Requirement:
Copy all lines in which the word "Delete" can be found.

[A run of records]
◇ ◇ ◇ ◇ ◇ ◇ ◇

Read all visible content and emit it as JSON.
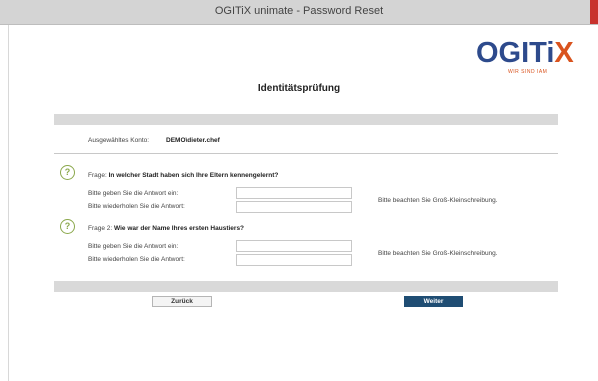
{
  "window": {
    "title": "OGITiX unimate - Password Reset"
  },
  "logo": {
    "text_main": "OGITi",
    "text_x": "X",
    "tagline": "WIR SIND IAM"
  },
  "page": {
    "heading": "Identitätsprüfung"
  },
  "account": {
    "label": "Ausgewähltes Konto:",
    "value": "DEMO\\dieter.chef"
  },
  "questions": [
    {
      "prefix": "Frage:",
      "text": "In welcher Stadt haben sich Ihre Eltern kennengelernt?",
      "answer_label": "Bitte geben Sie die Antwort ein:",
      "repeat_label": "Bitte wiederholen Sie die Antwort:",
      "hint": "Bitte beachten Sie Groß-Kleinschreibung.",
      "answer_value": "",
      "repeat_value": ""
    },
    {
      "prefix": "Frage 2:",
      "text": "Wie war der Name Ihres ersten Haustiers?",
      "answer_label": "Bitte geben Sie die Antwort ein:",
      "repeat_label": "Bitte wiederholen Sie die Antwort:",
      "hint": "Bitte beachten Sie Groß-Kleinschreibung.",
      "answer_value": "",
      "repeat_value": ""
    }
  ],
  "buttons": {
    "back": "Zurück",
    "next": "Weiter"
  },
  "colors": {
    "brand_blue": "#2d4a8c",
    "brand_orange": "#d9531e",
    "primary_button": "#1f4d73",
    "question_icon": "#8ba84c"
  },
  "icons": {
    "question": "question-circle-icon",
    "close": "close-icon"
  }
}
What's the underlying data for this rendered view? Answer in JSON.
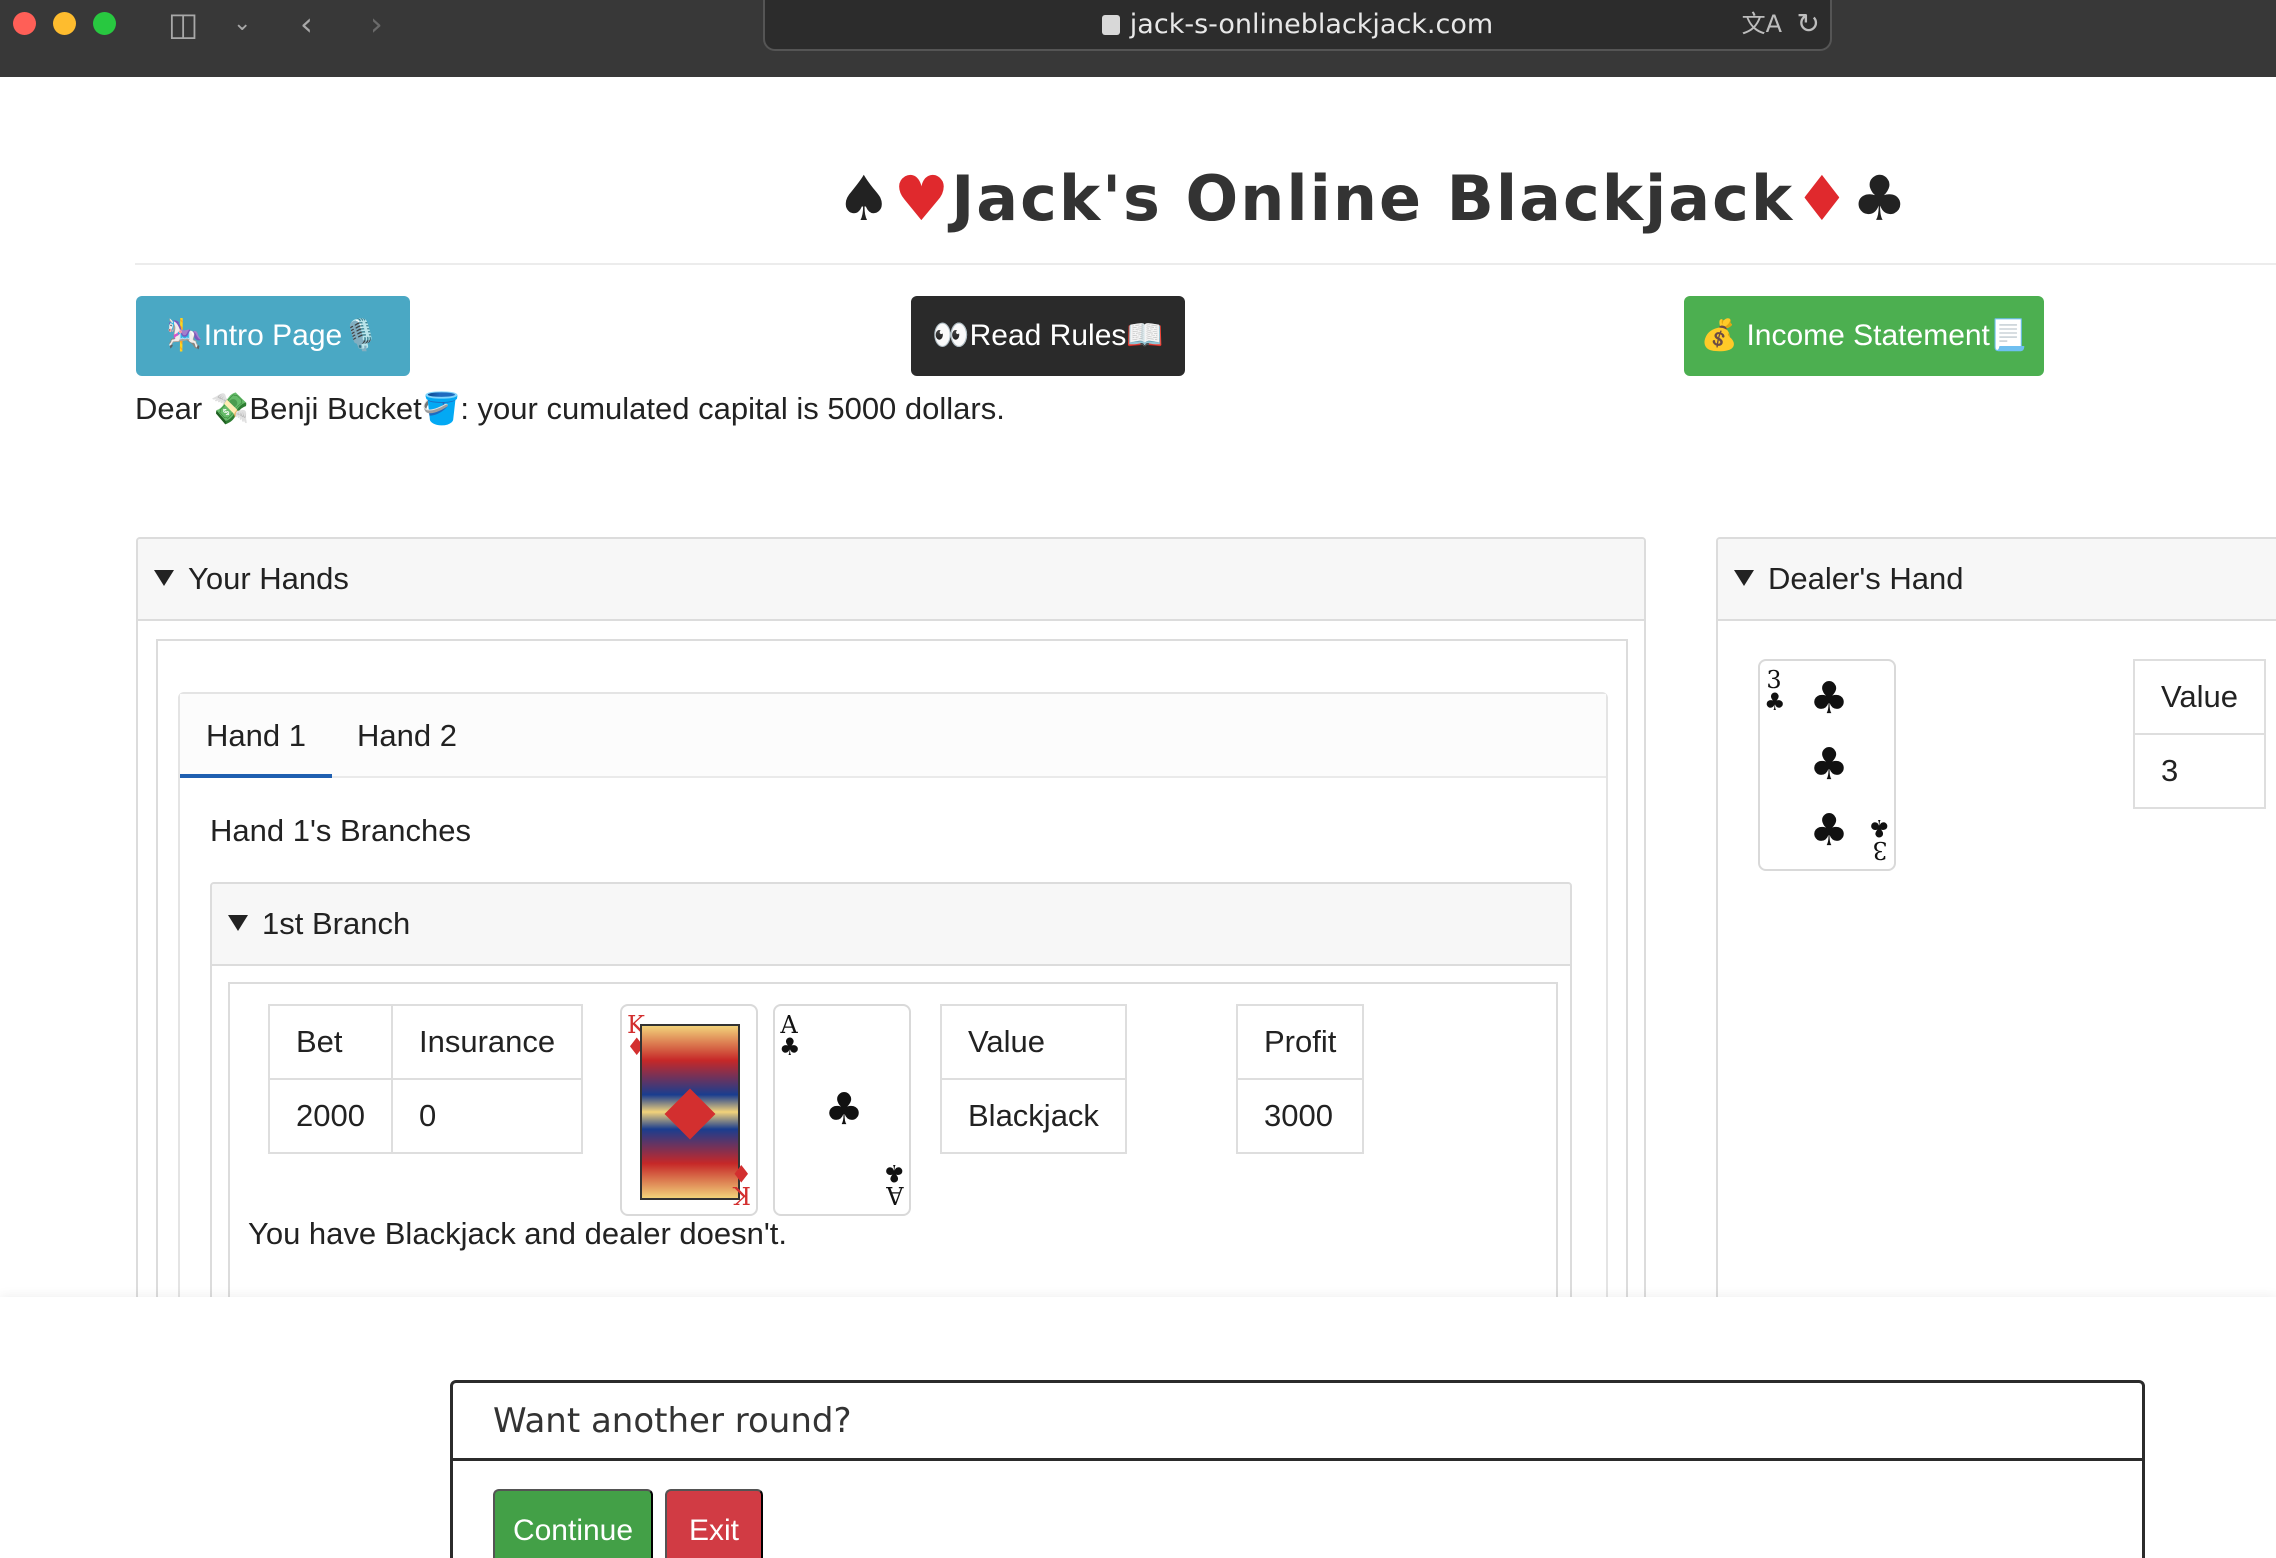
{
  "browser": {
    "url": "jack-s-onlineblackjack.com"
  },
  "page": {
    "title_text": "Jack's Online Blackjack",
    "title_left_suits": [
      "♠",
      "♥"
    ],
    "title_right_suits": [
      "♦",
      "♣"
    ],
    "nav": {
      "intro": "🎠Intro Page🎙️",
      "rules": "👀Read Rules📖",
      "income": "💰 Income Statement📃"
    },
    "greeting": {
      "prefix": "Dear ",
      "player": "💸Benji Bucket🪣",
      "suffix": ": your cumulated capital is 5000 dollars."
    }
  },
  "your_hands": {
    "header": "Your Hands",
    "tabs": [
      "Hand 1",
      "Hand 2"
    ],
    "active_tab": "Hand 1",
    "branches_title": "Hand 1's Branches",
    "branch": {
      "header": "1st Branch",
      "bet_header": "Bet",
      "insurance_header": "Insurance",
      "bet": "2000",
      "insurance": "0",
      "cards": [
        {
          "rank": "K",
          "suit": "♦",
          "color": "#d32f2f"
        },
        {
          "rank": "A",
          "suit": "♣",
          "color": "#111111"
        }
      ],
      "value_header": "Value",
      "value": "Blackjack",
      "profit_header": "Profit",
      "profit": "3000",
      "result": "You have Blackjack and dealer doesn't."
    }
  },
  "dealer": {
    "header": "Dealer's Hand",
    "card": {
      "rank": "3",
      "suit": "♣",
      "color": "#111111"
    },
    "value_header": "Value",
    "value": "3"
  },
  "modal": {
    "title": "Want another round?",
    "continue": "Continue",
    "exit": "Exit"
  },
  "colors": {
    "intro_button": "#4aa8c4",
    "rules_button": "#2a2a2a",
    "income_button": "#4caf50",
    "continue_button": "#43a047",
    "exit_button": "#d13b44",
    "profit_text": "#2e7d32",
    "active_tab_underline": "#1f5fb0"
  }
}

◇ ◇ ◇ ◇ ◇ ◇ ◇

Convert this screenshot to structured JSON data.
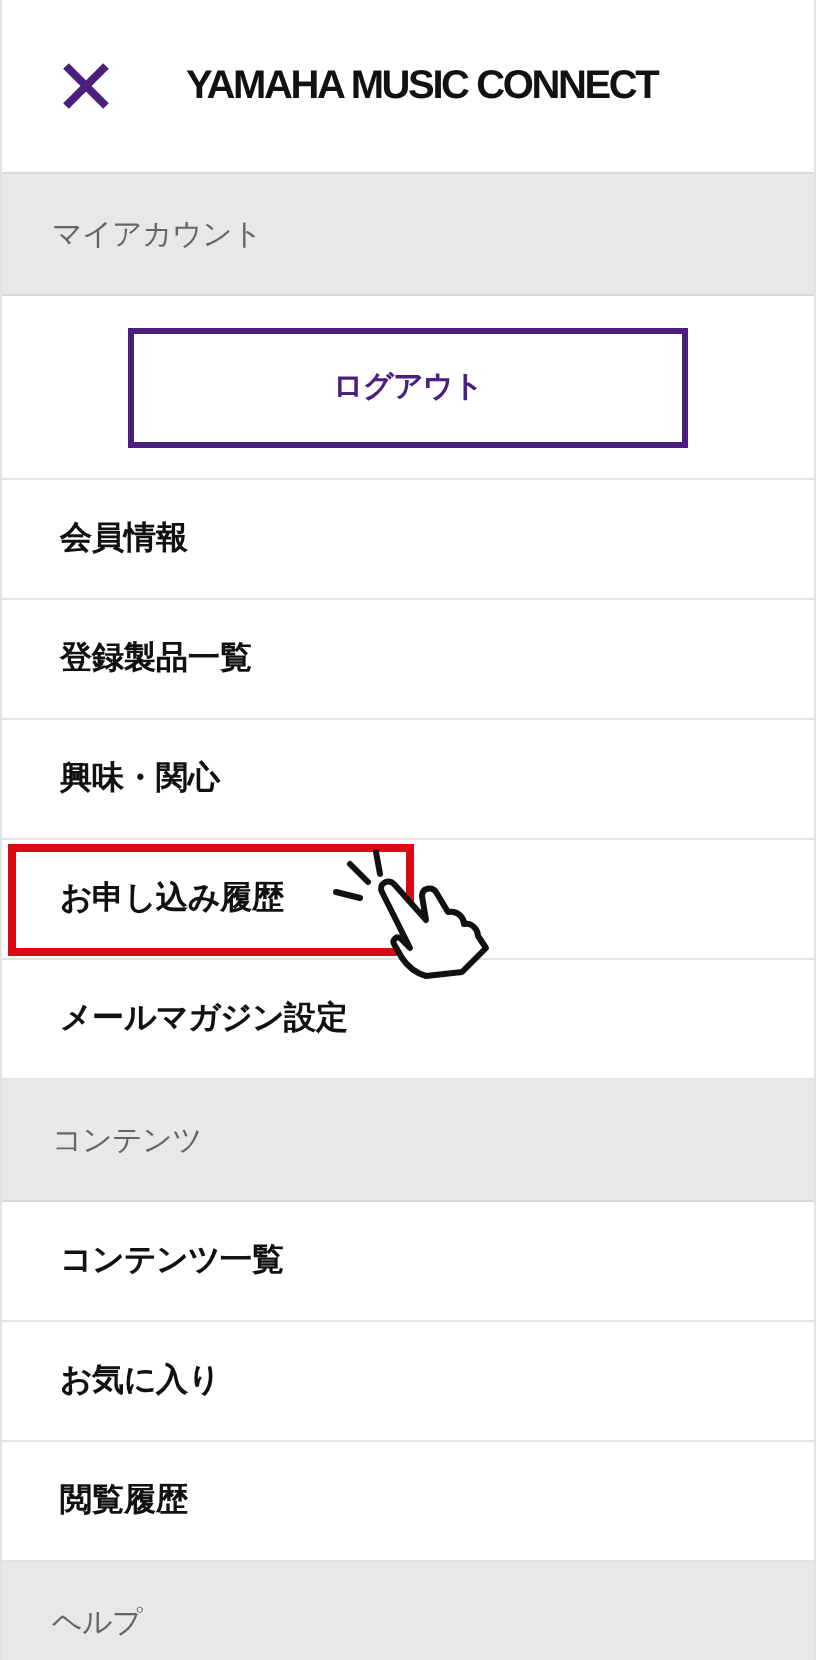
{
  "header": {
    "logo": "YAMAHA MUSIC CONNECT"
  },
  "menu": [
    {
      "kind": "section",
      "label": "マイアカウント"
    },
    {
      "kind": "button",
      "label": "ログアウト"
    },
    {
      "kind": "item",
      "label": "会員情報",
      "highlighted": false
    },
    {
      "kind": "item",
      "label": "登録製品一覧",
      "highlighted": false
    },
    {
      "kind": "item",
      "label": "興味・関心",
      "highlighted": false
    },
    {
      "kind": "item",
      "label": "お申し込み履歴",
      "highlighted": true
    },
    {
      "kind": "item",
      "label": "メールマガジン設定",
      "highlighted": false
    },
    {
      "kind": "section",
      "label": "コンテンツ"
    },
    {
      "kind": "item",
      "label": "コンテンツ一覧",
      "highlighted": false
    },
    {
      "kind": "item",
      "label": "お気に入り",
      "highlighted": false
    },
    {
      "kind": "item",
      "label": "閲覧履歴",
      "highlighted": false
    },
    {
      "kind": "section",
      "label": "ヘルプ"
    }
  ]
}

◇ ◇ ◇ ◇ ◇ ◇ ◇

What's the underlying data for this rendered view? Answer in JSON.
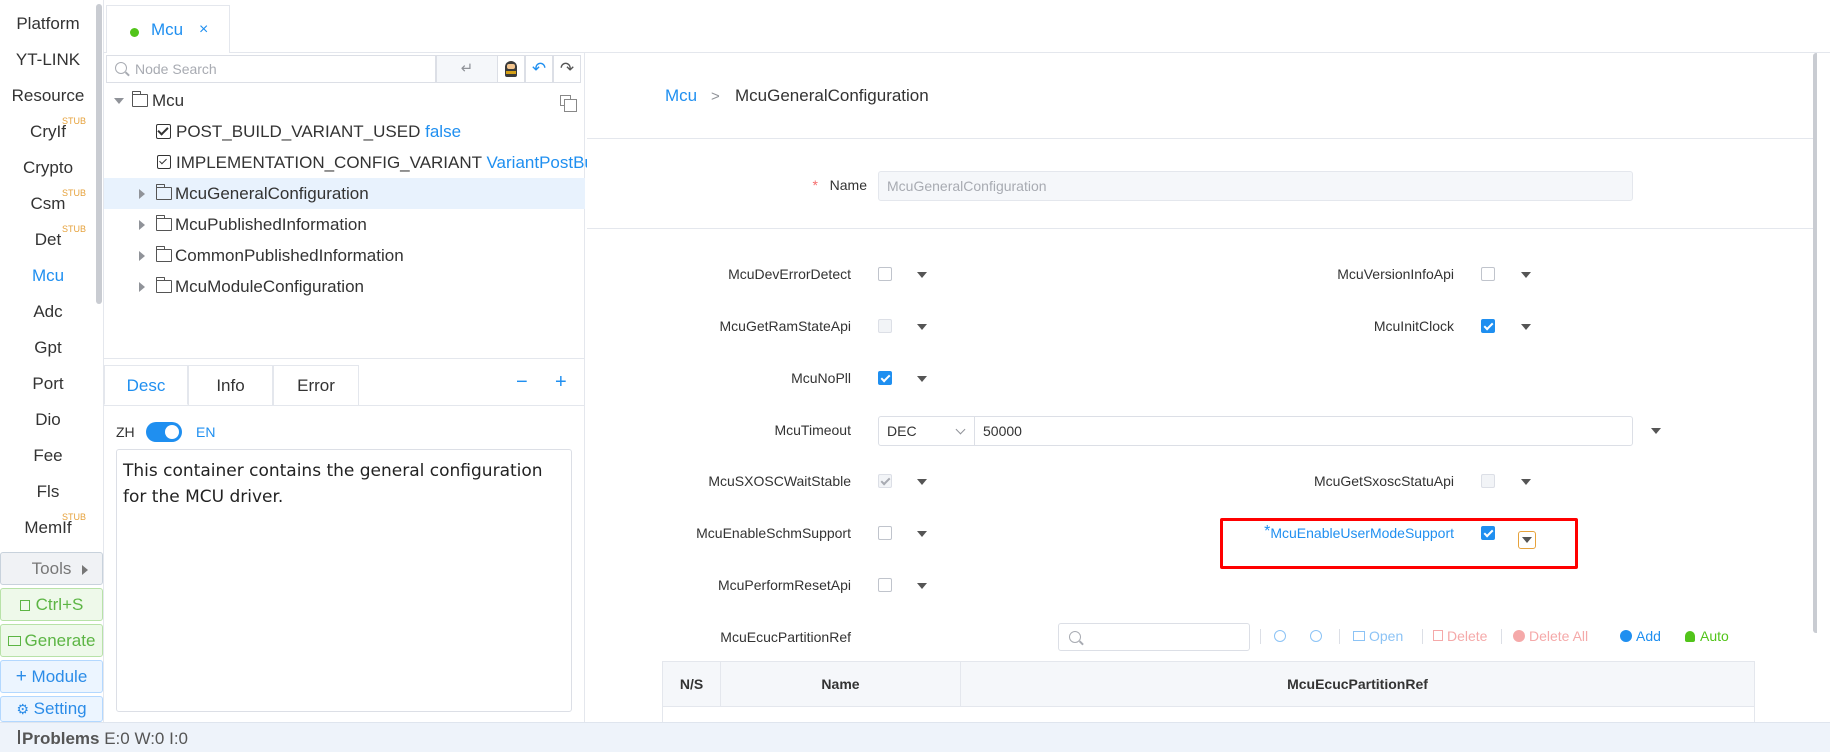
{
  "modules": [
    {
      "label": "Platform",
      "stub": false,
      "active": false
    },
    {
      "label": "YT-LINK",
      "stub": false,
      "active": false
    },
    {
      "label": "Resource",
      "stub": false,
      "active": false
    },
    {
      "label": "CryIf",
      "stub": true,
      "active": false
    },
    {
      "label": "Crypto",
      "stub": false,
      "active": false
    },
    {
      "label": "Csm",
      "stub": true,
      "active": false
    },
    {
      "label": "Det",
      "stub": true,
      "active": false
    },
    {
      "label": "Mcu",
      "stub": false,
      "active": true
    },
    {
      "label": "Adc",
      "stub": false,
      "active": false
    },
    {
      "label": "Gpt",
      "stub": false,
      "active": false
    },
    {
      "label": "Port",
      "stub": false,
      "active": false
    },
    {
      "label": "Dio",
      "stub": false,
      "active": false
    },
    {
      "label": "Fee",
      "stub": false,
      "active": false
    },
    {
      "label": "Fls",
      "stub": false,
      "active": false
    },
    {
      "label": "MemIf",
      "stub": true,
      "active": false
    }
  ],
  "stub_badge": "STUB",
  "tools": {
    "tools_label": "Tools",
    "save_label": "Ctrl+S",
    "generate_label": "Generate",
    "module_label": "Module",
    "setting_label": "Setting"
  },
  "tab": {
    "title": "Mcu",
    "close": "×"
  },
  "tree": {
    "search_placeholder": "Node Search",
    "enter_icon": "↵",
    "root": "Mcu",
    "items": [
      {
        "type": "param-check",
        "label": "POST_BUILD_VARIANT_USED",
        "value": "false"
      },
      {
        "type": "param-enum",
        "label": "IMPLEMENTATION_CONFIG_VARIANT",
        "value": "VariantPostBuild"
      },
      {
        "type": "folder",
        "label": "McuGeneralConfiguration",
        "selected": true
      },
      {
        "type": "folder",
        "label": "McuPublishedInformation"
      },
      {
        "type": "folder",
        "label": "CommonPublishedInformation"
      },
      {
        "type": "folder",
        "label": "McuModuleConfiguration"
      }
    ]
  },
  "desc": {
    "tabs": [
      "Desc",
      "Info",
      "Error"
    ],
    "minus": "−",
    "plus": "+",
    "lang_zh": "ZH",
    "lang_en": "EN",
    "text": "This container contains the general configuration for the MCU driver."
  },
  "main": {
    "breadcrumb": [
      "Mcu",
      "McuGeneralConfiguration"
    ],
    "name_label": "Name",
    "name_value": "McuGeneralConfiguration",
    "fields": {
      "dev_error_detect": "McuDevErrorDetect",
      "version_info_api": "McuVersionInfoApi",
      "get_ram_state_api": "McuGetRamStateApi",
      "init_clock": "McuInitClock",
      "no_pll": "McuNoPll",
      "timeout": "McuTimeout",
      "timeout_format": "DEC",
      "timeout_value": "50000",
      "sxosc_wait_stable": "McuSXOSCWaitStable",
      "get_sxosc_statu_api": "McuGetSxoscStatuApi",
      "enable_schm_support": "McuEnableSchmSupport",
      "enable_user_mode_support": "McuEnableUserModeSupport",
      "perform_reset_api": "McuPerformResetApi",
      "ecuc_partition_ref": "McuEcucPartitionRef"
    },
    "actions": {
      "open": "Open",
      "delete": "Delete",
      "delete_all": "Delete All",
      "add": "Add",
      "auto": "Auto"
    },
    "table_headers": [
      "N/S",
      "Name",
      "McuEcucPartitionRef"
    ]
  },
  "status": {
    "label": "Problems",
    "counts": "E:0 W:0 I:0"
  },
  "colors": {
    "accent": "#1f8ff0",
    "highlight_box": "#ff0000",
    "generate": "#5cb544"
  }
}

◇ ◇ ◇ ◇ ◇ ◇ ◇

Exercise solution:
      "delete": "Delete",
      "delete_all": "Delete All",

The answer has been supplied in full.